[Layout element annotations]

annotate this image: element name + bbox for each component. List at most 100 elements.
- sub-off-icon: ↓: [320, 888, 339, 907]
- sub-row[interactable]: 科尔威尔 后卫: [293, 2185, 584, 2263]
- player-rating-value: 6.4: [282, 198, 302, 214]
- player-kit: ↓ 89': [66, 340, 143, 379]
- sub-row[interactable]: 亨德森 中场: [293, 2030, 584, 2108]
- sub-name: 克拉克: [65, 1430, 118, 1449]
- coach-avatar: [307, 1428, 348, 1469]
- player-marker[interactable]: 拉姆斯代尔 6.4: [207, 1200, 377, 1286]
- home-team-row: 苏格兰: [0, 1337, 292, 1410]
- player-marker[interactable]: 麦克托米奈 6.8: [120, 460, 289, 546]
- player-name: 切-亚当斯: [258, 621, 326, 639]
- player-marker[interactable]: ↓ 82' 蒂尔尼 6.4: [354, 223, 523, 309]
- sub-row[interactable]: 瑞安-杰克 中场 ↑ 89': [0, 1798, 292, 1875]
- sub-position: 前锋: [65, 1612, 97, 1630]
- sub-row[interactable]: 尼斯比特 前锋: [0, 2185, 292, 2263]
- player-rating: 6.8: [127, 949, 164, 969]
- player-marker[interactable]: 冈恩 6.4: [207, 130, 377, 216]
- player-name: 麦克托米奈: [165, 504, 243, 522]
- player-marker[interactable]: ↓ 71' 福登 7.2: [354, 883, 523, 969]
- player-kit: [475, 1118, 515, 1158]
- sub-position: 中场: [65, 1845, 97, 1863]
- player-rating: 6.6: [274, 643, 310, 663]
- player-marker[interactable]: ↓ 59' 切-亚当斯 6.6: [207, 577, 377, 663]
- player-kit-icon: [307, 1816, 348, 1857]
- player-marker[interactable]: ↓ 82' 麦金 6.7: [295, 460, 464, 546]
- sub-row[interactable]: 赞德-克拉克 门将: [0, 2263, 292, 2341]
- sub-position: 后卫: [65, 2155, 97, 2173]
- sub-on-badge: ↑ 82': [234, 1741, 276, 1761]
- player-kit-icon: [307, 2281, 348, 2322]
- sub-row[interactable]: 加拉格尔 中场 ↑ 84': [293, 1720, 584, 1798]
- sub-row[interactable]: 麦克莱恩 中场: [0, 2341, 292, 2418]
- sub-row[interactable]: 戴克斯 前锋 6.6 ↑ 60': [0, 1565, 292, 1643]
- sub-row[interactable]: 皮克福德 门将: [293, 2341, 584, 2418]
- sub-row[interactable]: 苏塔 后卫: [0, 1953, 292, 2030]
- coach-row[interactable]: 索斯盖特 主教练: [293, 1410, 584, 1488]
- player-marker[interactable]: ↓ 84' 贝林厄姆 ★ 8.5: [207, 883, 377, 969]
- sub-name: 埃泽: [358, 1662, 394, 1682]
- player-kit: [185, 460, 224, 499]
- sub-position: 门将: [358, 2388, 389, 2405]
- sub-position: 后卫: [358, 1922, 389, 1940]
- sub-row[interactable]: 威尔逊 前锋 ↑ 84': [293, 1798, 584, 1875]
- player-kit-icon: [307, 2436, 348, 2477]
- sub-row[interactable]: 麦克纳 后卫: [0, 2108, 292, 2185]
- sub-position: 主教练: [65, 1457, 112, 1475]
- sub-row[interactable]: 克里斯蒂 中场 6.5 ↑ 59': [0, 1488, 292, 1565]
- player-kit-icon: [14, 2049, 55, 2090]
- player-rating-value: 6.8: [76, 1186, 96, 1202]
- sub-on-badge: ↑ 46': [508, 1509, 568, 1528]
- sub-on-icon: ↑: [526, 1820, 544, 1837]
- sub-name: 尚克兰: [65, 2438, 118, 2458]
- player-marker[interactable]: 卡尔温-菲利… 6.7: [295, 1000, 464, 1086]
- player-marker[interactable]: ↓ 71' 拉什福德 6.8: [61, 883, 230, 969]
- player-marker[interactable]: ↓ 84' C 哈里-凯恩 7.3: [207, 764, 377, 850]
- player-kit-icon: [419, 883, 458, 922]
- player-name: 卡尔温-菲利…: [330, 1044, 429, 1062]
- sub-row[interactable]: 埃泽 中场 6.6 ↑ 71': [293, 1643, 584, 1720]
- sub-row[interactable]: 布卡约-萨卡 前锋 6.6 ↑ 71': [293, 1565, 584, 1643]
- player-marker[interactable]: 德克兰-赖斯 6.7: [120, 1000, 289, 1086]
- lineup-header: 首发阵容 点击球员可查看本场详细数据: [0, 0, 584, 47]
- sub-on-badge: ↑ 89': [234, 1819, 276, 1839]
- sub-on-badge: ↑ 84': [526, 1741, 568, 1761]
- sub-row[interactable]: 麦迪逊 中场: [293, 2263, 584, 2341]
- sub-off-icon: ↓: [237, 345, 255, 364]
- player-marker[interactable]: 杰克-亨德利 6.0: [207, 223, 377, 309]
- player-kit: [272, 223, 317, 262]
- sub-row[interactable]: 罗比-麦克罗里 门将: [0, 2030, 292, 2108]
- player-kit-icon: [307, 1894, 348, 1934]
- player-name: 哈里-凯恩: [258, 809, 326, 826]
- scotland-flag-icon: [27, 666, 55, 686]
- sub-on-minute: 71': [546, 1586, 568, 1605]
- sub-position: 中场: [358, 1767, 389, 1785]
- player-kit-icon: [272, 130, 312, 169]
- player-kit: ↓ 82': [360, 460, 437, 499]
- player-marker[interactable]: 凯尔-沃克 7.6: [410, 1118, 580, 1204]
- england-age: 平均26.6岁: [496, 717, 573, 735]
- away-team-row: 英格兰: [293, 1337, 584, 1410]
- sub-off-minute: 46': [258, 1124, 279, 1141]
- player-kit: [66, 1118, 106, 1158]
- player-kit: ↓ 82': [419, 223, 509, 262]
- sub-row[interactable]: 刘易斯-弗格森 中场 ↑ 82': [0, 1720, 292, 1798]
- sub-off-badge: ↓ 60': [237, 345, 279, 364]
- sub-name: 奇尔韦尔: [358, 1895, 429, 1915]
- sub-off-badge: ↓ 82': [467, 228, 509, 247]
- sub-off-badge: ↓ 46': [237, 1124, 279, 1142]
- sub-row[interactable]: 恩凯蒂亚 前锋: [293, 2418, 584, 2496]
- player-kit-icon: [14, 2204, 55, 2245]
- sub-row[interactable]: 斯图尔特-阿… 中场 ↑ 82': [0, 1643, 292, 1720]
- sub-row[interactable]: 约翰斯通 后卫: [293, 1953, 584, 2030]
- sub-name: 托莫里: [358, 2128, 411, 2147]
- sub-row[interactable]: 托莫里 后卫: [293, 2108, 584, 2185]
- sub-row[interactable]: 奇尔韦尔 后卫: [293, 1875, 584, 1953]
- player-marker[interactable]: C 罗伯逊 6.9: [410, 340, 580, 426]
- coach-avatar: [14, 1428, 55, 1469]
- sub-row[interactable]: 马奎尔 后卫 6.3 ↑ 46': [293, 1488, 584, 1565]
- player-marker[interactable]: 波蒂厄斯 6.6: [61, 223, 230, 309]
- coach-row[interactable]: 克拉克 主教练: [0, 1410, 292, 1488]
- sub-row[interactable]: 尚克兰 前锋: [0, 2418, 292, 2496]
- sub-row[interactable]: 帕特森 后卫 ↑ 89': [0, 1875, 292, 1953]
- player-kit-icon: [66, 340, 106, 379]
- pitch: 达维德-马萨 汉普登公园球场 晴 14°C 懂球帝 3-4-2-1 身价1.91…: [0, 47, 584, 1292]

▶ **Written request**
Rewrite all the lines above with every "coach-avatar" changed to "manager-avatar", keeping everything else the same.

▶ **Exercise solution**
annotate this image: element name + bbox for each component. List at most 100 elements.
- sub-off-icon: ↓: [320, 888, 339, 907]
- sub-row[interactable]: 科尔威尔 后卫: [293, 2185, 584, 2263]
- player-rating-value: 6.4: [282, 198, 302, 214]
- player-kit: ↓ 89': [66, 340, 143, 379]
- sub-row[interactable]: 亨德森 中场: [293, 2030, 584, 2108]
- sub-name: 克拉克: [65, 1430, 118, 1449]
- manager-avatar: [307, 1428, 348, 1469]
- player-marker[interactable]: 拉姆斯代尔 6.4: [207, 1200, 377, 1286]
- home-team-row: 苏格兰: [0, 1337, 292, 1410]
- player-marker[interactable]: 麦克托米奈 6.8: [120, 460, 289, 546]
- player-name: 切-亚当斯: [258, 621, 326, 639]
- player-marker[interactable]: ↓ 82' 蒂尔尼 6.4: [354, 223, 523, 309]
- sub-row[interactable]: 瑞安-杰克 中场 ↑ 89': [0, 1798, 292, 1875]
- sub-position: 前锋: [65, 1612, 97, 1630]
- sub-row[interactable]: 尼斯比特 前锋: [0, 2185, 292, 2263]
- player-rating: 6.8: [127, 949, 164, 969]
- player-marker[interactable]: 冈恩 6.4: [207, 130, 377, 216]
- player-name: 麦克托米奈: [165, 504, 243, 522]
- player-marker[interactable]: ↓ 71' 福登 7.2: [354, 883, 523, 969]
- player-kit: [475, 1118, 515, 1158]
- sub-position: 中场: [65, 1845, 97, 1863]
- player-rating: 6.6: [274, 643, 310, 663]
- player-marker[interactable]: ↓ 59' 切-亚当斯 6.6: [207, 577, 377, 663]
- player-kit-icon: [307, 1816, 348, 1857]
- player-marker[interactable]: ↓ 82' 麦金 6.7: [295, 460, 464, 546]
- sub-row[interactable]: 赞德-克拉克 门将: [0, 2263, 292, 2341]
- sub-position: 后卫: [65, 2155, 97, 2173]
- sub-on-badge: ↑ 82': [234, 1741, 276, 1761]
- player-kit-icon: [307, 2281, 348, 2322]
- sub-row[interactable]: 加拉格尔 中场 ↑ 84': [293, 1720, 584, 1798]
- sub-row[interactable]: 麦克莱恩 中场: [0, 2341, 292, 2418]
- sub-row[interactable]: 戴克斯 前锋 6.6 ↑ 60': [0, 1565, 292, 1643]
- sub-row[interactable]: 皮克福德 门将: [293, 2341, 584, 2418]
- sub-row[interactable]: 苏塔 后卫: [0, 1953, 292, 2030]
- coach-row[interactable]: 索斯盖特 主教练: [293, 1410, 584, 1488]
- player-marker[interactable]: ↓ 84' 贝林厄姆 ★ 8.5: [207, 883, 377, 969]
- sub-name: 埃泽: [358, 1662, 394, 1682]
- player-kit: [185, 460, 224, 499]
- sub-position: 门将: [358, 2388, 389, 2405]
- sub-position: 后卫: [358, 1922, 389, 1940]
- sub-row[interactable]: 威尔逊 前锋 ↑ 84': [293, 1798, 584, 1875]
- player-kit-icon: [307, 2436, 348, 2477]
- sub-row[interactable]: 麦克纳 后卫: [0, 2108, 292, 2185]
- sub-position: 主教练: [65, 1457, 112, 1475]
- sub-row[interactable]: 克里斯蒂 中场 6.5 ↑ 59': [0, 1488, 292, 1565]
- player-kit-icon: [14, 2049, 55, 2090]
- player-rating-value: 6.8: [76, 1186, 96, 1202]
- sub-on-badge: ↑ 46': [508, 1509, 568, 1528]
- sub-on-icon: ↑: [526, 1820, 544, 1837]
- sub-name: 尚克兰: [65, 2438, 118, 2458]
- player-marker[interactable]: 卡尔温-菲利… 6.7: [295, 1000, 464, 1086]
- player-marker[interactable]: ↓ 71' 拉什福德 6.8: [61, 883, 230, 969]
- player-marker[interactable]: ↓ 84' C 哈里-凯恩 7.3: [207, 764, 377, 850]
- player-kit-icon: [419, 883, 458, 922]
- player-name: 卡尔温-菲利…: [330, 1044, 429, 1062]
- sub-row[interactable]: 埃泽 中场 6.6 ↑ 71': [293, 1643, 584, 1720]
- sub-row[interactable]: 布卡约-萨卡 前锋 6.6 ↑ 71': [293, 1565, 584, 1643]
- player-marker[interactable]: 德克兰-赖斯 6.7: [120, 1000, 289, 1086]
- lineup-header: 首发阵容 点击球员可查看本场详细数据: [0, 0, 584, 47]
- sub-on-badge: ↑ 89': [234, 1819, 276, 1839]
- sub-on-badge: ↑ 84': [526, 1741, 568, 1761]
- sub-row[interactable]: 麦迪逊 中场: [293, 2263, 584, 2341]
- sub-off-icon: ↓: [237, 345, 255, 364]
- player-marker[interactable]: 杰克-亨德利 6.0: [207, 223, 377, 309]
- player-kit: [272, 223, 317, 262]
- sub-row[interactable]: 罗比-麦克罗里 门将: [0, 2030, 292, 2108]
- player-kit-icon: [307, 1894, 348, 1934]
- player-name: 哈里-凯恩: [258, 809, 326, 826]
- scotland-flag-icon: [27, 666, 55, 686]
- sub-on-minute: 71': [546, 1586, 568, 1605]
- sub-position: 中场: [358, 1767, 389, 1785]
- player-kit-icon: [272, 130, 312, 169]
- player-kit: ↓ 82': [360, 460, 437, 499]
- player-marker[interactable]: 凯尔-沃克 7.6: [410, 1118, 580, 1204]
- england-age: 平均26.6岁: [496, 717, 573, 735]
- away-team-row: 英格兰: [293, 1337, 584, 1410]
- sub-off-minute: 46': [258, 1124, 279, 1141]
- player-kit: [66, 1118, 106, 1158]
- player-kit: ↓ 82': [419, 223, 509, 262]
- sub-row[interactable]: 刘易斯-弗格森 中场 ↑ 82': [0, 1720, 292, 1798]
- sub-off-badge: ↓ 60': [237, 345, 279, 364]
- sub-name: 奇尔韦尔: [358, 1895, 429, 1915]
- sub-off-badge: ↓ 82': [467, 228, 509, 247]
- sub-off-badge: ↓ 46': [237, 1124, 279, 1142]
- sub-row[interactable]: 恩凯蒂亚 前锋: [293, 2418, 584, 2496]
- player-kit-icon: [14, 2204, 55, 2245]
- sub-row[interactable]: 斯图尔特-阿… 中场 ↑ 82': [0, 1643, 292, 1720]
- sub-row[interactable]: 约翰斯通 后卫: [293, 1953, 584, 2030]
- sub-name: 托莫里: [358, 2128, 411, 2147]
- sub-row[interactable]: 托莫里 后卫: [293, 2108, 584, 2185]
- sub-row[interactable]: 奇尔韦尔 后卫: [293, 1875, 584, 1953]
- player-marker[interactable]: C 罗伯逊 6.9: [410, 340, 580, 426]
- manager-avatar: [14, 1428, 55, 1469]
- sub-row[interactable]: 马奎尔 后卫 6.3 ↑ 46': [293, 1488, 584, 1565]
- player-marker[interactable]: 波蒂厄斯 6.6: [61, 223, 230, 309]
- coach-row[interactable]: 克拉克 主教练: [0, 1410, 292, 1488]
- sub-row[interactable]: 尚克兰 前锋: [0, 2418, 292, 2496]
- sub-row[interactable]: 帕特森 后卫 ↑ 89': [0, 1875, 292, 1953]
- player-kit-icon: [66, 340, 106, 379]
- pitch: 达维德-马萨 汉普登公园球场 晴 14°C 懂球帝 3-4-2-1 身价1.91…: [0, 47, 584, 1292]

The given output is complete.